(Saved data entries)
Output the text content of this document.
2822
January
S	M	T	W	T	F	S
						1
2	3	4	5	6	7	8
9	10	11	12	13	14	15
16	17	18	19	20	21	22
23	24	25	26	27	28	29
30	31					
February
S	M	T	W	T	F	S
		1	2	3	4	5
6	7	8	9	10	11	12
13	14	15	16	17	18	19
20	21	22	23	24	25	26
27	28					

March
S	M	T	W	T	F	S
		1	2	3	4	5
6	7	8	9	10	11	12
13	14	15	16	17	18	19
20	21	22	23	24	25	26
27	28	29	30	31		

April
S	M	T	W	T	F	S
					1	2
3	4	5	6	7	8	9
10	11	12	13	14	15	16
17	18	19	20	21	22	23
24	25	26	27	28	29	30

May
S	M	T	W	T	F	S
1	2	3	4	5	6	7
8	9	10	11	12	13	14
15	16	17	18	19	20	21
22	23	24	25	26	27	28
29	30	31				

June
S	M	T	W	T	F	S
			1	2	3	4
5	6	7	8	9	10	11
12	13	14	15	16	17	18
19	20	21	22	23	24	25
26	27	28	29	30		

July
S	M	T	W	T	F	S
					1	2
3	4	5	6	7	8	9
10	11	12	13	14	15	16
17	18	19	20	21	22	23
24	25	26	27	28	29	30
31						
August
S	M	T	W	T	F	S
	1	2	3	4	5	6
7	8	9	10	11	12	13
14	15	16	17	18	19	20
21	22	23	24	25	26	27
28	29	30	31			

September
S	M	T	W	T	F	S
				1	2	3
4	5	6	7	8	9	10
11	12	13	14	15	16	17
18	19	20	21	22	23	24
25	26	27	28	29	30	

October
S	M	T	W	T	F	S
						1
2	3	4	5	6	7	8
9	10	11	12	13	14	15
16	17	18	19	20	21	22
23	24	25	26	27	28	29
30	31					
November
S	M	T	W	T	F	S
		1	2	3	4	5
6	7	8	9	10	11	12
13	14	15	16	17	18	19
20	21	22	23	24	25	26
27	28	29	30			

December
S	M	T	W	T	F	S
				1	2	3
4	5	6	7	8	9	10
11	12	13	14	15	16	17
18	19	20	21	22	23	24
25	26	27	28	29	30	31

**DO THIS:**
From the first line to the last, please quote the material above exactly.

**RESPONSE TO THIS TASK:**
Output the text content of this document.
2822
January
S	M	T	W	T	F	S
						1
2	3	4	5	6	7	8
9	10	11	12	13	14	15
16	17	18	19	20	21	22
23	24	25	26	27	28	29
30	31					
February
S	M	T	W	T	F	S
		1	2	3	4	5
6	7	8	9	10	11	12
13	14	15	16	17	18	19
20	21	22	23	24	25	26
27	28					

March
S	M	T	W	T	F	S
		1	2	3	4	5
6	7	8	9	10	11	12
13	14	15	16	17	18	19
20	21	22	23	24	25	26
27	28	29	30	31		

April
S	M	T	W	T	F	S
					1	2
3	4	5	6	7	8	9
10	11	12	13	14	15	16
17	18	19	20	21	22	23
24	25	26	27	28	29	30

May
S	M	T	W	T	F	S
1	2	3	4	5	6	7
8	9	10	11	12	13	14
15	16	17	18	19	20	21
22	23	24	25	26	27	28
29	30	31				

June
S	M	T	W	T	F	S
			1	2	3	4
5	6	7	8	9	10	11
12	13	14	15	16	17	18
19	20	21	22	23	24	25
26	27	28	29	30		

July
S	M	T	W	T	F	S
					1	2
3	4	5	6	7	8	9
10	11	12	13	14	15	16
17	18	19	20	21	22	23
24	25	26	27	28	29	30
31						
August
S	M	T	W	T	F	S
	1	2	3	4	5	6
7	8	9	10	11	12	13
14	15	16	17	18	19	20
21	22	23	24	25	26	27
28	29	30	31			

September
S	M	T	W	T	F	S
				1	2	3
4	5	6	7	8	9	10
11	12	13	14	15	16	17
18	19	20	21	22	23	24
25	26	27	28	29	30	

October
S	M	T	W	T	F	S
						1
2	3	4	5	6	7	8
9	10	11	12	13	14	15
16	17	18	19	20	21	22
23	24	25	26	27	28	29
30	31					
November
S	M	T	W	T	F	S
		1	2	3	4	5
6	7	8	9	10	11	12
13	14	15	16	17	18	19
20	21	22	23	24	25	26
27	28	29	30			

December
S	M	T	W	T	F	S
				1	2	3
4	5	6	7	8	9	10
11	12	13	14	15	16	17
18	19	20	21	22	23	24
25	26	27	28	29	30	31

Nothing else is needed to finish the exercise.